**TASK INSTRUCTIONS**
Look through the data below. Collect every line where the word "Management" occurs.

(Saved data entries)
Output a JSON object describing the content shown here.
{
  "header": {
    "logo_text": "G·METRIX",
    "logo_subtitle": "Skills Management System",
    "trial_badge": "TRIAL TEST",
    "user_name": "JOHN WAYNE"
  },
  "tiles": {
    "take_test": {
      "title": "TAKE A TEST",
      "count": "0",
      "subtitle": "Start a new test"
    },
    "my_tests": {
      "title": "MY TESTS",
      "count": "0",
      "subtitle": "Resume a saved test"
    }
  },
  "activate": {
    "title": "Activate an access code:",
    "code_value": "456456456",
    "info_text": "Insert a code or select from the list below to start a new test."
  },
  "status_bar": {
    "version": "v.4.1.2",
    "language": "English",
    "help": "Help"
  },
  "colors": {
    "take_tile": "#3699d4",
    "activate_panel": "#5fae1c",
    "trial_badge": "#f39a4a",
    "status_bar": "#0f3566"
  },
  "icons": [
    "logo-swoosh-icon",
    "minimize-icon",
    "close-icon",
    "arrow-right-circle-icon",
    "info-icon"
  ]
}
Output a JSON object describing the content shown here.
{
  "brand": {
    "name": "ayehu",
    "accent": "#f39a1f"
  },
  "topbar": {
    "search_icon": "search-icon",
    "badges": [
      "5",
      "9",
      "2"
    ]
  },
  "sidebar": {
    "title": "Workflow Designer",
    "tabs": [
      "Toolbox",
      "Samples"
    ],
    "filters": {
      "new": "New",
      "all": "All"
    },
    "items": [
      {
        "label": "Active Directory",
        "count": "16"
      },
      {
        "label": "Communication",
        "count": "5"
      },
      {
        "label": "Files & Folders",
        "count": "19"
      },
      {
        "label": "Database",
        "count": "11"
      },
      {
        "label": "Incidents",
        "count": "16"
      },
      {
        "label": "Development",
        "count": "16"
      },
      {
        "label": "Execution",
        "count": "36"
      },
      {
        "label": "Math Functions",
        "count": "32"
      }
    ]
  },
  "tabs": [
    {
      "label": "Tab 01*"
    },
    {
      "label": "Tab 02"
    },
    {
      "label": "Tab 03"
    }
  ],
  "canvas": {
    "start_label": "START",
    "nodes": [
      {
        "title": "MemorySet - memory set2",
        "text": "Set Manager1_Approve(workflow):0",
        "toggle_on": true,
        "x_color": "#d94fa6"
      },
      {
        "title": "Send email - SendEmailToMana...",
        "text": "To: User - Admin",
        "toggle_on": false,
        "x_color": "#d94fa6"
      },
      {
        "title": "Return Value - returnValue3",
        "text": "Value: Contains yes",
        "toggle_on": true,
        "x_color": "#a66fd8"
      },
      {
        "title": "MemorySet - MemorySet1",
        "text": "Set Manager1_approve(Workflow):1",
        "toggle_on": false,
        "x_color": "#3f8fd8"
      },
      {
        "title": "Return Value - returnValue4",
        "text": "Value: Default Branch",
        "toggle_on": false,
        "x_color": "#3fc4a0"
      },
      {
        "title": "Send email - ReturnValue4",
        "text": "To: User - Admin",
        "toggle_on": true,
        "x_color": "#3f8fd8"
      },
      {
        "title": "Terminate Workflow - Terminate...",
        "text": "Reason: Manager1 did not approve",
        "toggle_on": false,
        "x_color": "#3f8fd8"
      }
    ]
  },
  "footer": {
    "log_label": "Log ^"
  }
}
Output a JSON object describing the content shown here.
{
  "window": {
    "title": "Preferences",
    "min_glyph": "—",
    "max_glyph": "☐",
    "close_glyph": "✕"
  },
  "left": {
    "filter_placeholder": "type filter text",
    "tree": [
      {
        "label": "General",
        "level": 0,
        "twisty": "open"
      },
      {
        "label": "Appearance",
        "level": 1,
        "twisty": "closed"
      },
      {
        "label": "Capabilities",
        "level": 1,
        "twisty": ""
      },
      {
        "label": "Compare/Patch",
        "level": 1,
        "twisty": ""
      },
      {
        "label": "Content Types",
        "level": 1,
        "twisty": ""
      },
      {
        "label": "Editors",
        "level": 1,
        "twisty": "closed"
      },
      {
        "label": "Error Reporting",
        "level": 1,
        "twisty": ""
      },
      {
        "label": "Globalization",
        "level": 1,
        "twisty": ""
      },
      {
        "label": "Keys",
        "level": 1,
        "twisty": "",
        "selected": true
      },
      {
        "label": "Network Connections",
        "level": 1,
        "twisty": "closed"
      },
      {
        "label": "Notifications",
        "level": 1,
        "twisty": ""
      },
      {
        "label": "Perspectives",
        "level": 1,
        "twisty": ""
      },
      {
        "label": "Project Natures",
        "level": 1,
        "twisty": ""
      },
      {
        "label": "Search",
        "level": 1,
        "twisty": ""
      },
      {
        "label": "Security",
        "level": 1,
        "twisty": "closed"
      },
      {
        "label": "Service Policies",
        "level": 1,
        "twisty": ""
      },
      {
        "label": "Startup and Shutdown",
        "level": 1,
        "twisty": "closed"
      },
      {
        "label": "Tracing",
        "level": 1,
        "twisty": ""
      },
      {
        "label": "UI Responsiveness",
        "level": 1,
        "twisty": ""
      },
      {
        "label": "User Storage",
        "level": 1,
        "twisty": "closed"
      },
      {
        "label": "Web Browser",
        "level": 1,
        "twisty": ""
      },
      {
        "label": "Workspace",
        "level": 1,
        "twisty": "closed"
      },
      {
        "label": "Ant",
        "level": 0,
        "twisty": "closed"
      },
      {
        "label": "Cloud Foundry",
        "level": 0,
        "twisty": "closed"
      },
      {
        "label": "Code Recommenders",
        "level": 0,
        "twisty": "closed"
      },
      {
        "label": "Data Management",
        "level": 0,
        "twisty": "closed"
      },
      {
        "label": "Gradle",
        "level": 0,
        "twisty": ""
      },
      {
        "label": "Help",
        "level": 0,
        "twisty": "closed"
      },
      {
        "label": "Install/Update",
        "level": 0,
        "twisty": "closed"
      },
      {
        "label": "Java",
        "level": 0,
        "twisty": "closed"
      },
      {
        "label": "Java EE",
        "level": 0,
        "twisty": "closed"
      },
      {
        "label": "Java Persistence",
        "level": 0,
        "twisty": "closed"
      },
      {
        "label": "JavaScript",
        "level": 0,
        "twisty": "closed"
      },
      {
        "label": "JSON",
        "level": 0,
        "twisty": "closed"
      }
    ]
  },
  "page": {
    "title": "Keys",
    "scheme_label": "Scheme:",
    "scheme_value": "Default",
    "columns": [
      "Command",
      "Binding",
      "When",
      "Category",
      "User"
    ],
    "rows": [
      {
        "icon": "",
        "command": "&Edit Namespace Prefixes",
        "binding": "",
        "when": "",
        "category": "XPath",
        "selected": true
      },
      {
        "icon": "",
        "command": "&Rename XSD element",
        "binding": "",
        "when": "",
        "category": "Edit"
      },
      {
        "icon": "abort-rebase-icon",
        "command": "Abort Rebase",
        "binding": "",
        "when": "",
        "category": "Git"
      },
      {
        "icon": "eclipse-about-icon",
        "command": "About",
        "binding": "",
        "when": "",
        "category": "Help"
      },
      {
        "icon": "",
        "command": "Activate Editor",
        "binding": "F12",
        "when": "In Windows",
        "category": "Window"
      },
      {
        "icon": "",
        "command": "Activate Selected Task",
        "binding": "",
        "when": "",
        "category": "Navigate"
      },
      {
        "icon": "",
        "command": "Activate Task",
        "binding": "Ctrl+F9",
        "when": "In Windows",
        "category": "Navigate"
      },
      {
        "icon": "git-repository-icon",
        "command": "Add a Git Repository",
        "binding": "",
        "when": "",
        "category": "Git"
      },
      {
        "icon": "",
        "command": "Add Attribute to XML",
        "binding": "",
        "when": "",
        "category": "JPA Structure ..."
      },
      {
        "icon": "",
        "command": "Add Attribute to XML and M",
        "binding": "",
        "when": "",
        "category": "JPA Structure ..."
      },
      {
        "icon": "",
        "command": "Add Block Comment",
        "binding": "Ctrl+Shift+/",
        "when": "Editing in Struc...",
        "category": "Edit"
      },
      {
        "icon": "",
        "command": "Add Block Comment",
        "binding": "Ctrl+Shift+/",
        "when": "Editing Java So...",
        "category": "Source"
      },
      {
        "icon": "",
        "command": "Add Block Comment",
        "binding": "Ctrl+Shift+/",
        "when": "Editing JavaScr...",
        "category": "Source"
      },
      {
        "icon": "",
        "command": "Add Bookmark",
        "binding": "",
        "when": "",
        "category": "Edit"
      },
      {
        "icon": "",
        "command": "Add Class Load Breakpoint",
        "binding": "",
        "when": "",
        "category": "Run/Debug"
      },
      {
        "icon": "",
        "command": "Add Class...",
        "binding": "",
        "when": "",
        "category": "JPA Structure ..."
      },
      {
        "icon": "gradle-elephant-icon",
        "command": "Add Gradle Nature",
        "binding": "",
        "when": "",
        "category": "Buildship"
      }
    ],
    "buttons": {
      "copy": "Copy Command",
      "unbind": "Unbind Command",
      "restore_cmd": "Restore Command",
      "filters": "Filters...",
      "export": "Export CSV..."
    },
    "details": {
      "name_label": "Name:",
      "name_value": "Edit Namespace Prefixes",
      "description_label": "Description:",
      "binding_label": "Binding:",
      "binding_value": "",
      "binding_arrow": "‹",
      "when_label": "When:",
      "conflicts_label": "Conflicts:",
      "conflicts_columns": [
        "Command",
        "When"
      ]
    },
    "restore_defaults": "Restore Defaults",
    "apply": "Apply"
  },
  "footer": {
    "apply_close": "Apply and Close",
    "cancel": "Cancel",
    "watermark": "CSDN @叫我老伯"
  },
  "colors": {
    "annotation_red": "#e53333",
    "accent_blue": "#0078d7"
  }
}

**COMPLETED EXERCISE**
    "logo_subtitle": "Skills Management System",
        "label": "Data Management",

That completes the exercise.